──────── Raw data ────────
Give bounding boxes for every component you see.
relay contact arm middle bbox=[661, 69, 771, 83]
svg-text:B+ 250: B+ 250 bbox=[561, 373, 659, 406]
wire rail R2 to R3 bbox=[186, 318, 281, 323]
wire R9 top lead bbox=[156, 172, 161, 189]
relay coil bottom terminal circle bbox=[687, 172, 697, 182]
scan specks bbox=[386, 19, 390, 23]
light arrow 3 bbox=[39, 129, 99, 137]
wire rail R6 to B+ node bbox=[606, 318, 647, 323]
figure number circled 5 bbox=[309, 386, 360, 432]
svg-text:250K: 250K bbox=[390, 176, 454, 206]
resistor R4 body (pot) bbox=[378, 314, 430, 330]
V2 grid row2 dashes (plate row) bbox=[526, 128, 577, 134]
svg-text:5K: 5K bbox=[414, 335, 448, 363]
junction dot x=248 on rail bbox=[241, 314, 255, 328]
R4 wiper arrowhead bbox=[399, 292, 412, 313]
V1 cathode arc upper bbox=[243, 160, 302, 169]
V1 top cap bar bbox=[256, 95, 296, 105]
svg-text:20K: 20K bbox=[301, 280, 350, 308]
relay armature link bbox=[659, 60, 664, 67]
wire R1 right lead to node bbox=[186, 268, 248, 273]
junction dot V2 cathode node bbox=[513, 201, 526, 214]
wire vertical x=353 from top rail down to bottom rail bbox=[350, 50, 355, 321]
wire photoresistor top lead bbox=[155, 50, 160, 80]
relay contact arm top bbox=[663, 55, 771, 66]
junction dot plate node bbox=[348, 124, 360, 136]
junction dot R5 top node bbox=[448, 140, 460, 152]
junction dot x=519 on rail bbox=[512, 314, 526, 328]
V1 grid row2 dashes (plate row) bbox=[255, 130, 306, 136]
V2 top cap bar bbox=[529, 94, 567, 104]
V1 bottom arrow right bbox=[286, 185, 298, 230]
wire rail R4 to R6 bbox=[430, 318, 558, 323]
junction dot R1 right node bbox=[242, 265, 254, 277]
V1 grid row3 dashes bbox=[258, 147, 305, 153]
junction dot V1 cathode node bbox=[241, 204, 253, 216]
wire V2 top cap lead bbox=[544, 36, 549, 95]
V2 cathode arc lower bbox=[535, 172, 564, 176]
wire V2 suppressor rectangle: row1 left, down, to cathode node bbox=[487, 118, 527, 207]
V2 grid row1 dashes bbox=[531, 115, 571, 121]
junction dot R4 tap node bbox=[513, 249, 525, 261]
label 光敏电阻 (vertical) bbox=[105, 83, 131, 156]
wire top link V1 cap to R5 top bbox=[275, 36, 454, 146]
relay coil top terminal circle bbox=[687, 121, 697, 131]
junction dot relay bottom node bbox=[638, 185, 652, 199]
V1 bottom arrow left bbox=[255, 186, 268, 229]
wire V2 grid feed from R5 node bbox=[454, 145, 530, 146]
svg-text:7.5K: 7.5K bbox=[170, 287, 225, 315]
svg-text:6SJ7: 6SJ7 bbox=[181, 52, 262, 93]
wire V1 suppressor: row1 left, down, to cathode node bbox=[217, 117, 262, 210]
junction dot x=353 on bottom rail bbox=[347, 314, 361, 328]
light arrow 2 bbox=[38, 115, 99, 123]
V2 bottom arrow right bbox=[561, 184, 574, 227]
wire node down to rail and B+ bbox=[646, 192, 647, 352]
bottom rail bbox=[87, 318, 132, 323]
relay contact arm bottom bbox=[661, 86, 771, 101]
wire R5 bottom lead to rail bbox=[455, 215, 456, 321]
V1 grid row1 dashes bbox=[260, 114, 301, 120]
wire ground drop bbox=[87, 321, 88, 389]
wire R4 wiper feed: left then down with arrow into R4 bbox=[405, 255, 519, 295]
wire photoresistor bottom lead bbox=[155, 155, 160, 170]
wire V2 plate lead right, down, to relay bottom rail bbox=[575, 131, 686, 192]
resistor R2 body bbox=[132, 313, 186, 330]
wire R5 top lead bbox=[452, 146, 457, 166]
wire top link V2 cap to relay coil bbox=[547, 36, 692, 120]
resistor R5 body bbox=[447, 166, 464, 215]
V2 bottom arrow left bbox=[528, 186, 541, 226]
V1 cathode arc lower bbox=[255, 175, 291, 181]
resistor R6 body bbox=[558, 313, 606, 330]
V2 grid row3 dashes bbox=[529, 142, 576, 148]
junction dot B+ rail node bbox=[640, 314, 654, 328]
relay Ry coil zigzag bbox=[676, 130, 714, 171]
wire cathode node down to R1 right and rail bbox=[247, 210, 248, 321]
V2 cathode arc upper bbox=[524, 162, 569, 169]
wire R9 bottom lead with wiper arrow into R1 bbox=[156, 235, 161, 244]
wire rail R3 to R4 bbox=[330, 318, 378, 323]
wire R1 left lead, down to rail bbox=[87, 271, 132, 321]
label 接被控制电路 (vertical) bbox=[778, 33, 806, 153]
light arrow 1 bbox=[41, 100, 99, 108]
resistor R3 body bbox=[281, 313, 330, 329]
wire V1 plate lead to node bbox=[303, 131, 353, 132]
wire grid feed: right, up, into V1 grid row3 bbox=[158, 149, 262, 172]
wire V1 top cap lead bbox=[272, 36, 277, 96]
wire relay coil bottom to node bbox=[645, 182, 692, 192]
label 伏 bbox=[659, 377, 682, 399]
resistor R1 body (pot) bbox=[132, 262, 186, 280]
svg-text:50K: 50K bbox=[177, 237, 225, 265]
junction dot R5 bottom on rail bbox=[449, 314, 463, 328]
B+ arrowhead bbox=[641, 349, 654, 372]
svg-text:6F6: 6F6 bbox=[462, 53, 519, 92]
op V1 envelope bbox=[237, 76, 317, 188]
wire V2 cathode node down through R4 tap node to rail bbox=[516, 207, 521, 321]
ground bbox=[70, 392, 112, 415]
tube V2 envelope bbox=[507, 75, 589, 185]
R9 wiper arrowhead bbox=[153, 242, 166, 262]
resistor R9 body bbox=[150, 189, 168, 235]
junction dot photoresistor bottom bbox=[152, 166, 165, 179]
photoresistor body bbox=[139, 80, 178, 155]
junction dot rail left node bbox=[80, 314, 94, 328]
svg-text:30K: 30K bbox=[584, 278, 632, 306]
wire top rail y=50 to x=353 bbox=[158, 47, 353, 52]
────────
**Direction**
Quote every line of the material above word for word, leaving nothing out and changing nothing.

**Result for this exercise**
Give bounding boxes for every component you see.
relay contact arm middle bbox=[661, 69, 771, 83]
svg-text:B+ 250: B+ 250 bbox=[561, 373, 659, 406]
wire rail R2 to R3 bbox=[186, 318, 281, 323]
wire R9 top lead bbox=[156, 172, 161, 189]
relay coil bottom terminal circle bbox=[687, 172, 697, 182]
scan specks bbox=[386, 19, 390, 23]
light arrow 3 bbox=[39, 129, 99, 137]
wire rail R6 to B+ node bbox=[606, 318, 647, 323]
figure number circled 5 bbox=[309, 386, 360, 432]
svg-text:250K: 250K bbox=[390, 176, 454, 206]
resistor R4 body (pot) bbox=[378, 314, 430, 330]
V2 grid row2 dashes (plate row) bbox=[526, 128, 577, 134]
svg-text:5K: 5K bbox=[414, 335, 448, 363]
junction dot x=248 on rail bbox=[241, 314, 255, 328]
R4 wiper arrowhead bbox=[399, 292, 412, 313]
V1 cathode arc upper bbox=[243, 160, 302, 169]
V1 top cap bar bbox=[256, 95, 296, 105]
svg-text:20K: 20K bbox=[301, 280, 350, 308]
relay armature link bbox=[659, 60, 664, 67]
wire R1 right lead to node bbox=[186, 268, 248, 273]
junction dot V2 cathode node bbox=[513, 201, 526, 214]
wire vertical x=353 from top rail down to bottom rail bbox=[350, 50, 355, 321]
wire photoresistor top lead bbox=[155, 50, 160, 80]
relay contact arm top bbox=[663, 55, 771, 66]
junction dot plate node bbox=[348, 124, 360, 136]
junction dot R5 top node bbox=[448, 140, 460, 152]
junction dot x=519 on rail bbox=[512, 314, 526, 328]
V1 grid row2 dashes (plate row) bbox=[255, 130, 306, 136]
V2 top cap bar bbox=[529, 94, 567, 104]
V1 bottom arrow right bbox=[286, 185, 298, 230]
wire rail R4 to R6 bbox=[430, 318, 558, 323]
junction dot R1 right node bbox=[242, 265, 254, 277]
V1 grid row3 dashes bbox=[258, 147, 305, 153]
junction dot V1 cathode node bbox=[241, 204, 253, 216]
wire V2 top cap lead bbox=[544, 36, 549, 95]
V2 cathode arc lower bbox=[535, 172, 564, 176]
wire V2 suppressor rectangle: row1 left, down, to cathode node bbox=[487, 118, 527, 207]
V2 grid row1 dashes bbox=[531, 115, 571, 121]
junction dot R4 tap node bbox=[513, 249, 525, 261]
label 光敏电阻 (vertical) bbox=[105, 83, 131, 156]
wire top link V1 cap to R5 top bbox=[275, 36, 454, 146]
relay coil top terminal circle bbox=[687, 121, 697, 131]
junction dot relay bottom node bbox=[638, 185, 652, 199]
V1 bottom arrow left bbox=[255, 186, 268, 229]
wire V2 grid feed from R5 node bbox=[454, 145, 530, 146]
svg-text:7.5K: 7.5K bbox=[170, 287, 225, 315]
svg-text:6SJ7: 6SJ7 bbox=[181, 52, 262, 93]
wire V1 suppressor: row1 left, down, to cathode node bbox=[217, 117, 262, 210]
junction dot x=353 on bottom rail bbox=[347, 314, 361, 328]
light arrow 2 bbox=[38, 115, 99, 123]
V2 bottom arrow right bbox=[561, 184, 574, 227]
wire node down to rail and B+ bbox=[646, 192, 647, 352]
bottom rail bbox=[87, 318, 132, 323]
relay contact arm bottom bbox=[661, 86, 771, 101]
wire R5 bottom lead to rail bbox=[455, 215, 456, 321]
V1 grid row1 dashes bbox=[260, 114, 301, 120]
wire ground drop bbox=[87, 321, 88, 389]
wire R4 wiper feed: left then down with arrow into R4 bbox=[405, 255, 519, 295]
wire photoresistor bottom lead bbox=[155, 155, 160, 170]
wire V2 plate lead right, down, to relay bottom rail bbox=[575, 131, 686, 192]
resistor R2 body bbox=[132, 313, 186, 330]
wire R5 top lead bbox=[452, 146, 457, 166]
wire top link V2 cap to relay coil bbox=[547, 36, 692, 120]
resistor R5 body bbox=[447, 166, 464, 215]
V2 bottom arrow left bbox=[528, 186, 541, 226]
V1 cathode arc lower bbox=[255, 175, 291, 181]
resistor R6 body bbox=[558, 313, 606, 330]
V2 grid row3 dashes bbox=[529, 142, 576, 148]
junction dot B+ rail node bbox=[640, 314, 654, 328]
relay Ry coil zigzag bbox=[676, 130, 714, 171]
wire cathode node down to R1 right and rail bbox=[247, 210, 248, 321]
V2 cathode arc upper bbox=[524, 162, 569, 169]
wire R9 bottom lead with wiper arrow into R1 bbox=[156, 235, 161, 244]
wire rail R3 to R4 bbox=[330, 318, 378, 323]
wire R1 left lead, down to rail bbox=[87, 271, 132, 321]
label 接被控制电路 (vertical) bbox=[778, 33, 806, 153]
light arrow 1 bbox=[41, 100, 99, 108]
resistor R3 body bbox=[281, 313, 330, 329]
wire V1 plate lead to node bbox=[303, 131, 353, 132]
wire grid feed: right, up, into V1 grid row3 bbox=[158, 149, 262, 172]
wire V1 top cap lead bbox=[272, 36, 277, 96]
wire relay coil bottom to node bbox=[645, 182, 692, 192]
label 伏 bbox=[659, 377, 682, 399]
resistor R1 body (pot) bbox=[132, 262, 186, 280]
svg-text:50K: 50K bbox=[177, 237, 225, 265]
junction dot R5 bottom on rail bbox=[449, 314, 463, 328]
B+ arrowhead bbox=[641, 349, 654, 372]
svg-text:6F6: 6F6 bbox=[462, 53, 519, 92]
op V1 envelope bbox=[237, 76, 317, 188]
wire V2 cathode node down through R4 tap node to rail bbox=[516, 207, 521, 321]
ground bbox=[70, 392, 112, 415]
tube V2 envelope bbox=[507, 75, 589, 185]
R9 wiper arrowhead bbox=[153, 242, 166, 262]
resistor R9 body bbox=[150, 189, 168, 235]
junction dot photoresistor bottom bbox=[152, 166, 165, 179]
photoresistor body bbox=[139, 80, 178, 155]
junction dot rail left node bbox=[80, 314, 94, 328]
svg-text:30K: 30K bbox=[584, 278, 632, 306]
wire top rail y=50 to x=353 bbox=[158, 47, 353, 52]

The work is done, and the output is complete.